Short problem:
Say how many lines include "Female", with no words around the number.

=-=-=-=-=

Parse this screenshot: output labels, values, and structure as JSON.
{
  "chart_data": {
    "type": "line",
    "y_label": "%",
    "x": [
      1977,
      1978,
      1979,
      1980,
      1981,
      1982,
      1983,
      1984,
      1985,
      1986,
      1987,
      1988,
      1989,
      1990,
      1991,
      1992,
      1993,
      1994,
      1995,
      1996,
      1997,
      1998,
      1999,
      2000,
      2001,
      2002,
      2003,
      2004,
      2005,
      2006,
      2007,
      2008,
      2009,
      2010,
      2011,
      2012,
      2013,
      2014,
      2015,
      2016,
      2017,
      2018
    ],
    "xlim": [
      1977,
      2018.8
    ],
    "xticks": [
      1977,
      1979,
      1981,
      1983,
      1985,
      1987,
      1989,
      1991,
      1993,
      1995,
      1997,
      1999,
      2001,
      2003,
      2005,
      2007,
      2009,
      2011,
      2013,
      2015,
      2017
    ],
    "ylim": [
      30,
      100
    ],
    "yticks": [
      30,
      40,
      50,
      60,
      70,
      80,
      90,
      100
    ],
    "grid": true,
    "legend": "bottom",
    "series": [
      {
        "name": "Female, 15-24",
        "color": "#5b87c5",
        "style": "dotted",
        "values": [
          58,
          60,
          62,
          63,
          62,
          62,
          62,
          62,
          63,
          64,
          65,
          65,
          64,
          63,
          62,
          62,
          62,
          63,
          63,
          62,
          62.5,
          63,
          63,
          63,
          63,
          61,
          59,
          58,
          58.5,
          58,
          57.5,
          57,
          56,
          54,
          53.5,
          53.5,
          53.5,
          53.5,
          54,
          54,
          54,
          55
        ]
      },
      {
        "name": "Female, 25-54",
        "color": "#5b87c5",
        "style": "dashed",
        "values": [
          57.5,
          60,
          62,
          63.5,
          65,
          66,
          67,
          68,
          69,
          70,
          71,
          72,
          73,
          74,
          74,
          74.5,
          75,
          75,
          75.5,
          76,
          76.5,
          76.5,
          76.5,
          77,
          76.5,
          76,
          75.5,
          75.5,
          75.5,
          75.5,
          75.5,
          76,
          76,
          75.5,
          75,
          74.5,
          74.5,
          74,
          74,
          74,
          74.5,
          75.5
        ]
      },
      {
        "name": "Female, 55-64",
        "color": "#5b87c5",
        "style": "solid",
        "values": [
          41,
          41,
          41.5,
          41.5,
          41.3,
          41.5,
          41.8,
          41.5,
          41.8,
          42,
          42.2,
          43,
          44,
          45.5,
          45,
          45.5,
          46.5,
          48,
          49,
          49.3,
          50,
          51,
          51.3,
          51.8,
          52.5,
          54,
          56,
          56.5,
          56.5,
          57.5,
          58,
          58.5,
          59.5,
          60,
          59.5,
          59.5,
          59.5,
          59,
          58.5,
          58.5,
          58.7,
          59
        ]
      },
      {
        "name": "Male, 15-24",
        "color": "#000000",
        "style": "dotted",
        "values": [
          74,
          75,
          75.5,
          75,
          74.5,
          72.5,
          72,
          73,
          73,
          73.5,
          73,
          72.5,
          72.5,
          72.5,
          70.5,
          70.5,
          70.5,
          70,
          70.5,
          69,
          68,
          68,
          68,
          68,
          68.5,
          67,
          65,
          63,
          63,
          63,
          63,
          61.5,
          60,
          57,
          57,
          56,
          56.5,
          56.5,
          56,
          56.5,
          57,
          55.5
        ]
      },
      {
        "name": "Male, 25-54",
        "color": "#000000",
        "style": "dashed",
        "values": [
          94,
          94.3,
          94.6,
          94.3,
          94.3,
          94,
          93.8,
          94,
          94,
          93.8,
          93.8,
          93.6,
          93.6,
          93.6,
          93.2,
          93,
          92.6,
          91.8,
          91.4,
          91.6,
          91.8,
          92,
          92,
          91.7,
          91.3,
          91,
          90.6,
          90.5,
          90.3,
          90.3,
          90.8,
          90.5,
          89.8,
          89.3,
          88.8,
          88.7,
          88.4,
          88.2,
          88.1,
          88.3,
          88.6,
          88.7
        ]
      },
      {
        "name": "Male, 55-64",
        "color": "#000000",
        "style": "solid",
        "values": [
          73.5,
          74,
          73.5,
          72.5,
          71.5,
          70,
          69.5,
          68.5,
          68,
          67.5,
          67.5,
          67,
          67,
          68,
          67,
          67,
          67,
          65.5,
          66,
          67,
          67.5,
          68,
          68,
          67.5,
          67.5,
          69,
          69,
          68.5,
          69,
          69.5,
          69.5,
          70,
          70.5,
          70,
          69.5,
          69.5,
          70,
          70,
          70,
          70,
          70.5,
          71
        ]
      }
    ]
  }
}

=-=-=-=-=

Reply to the task:
3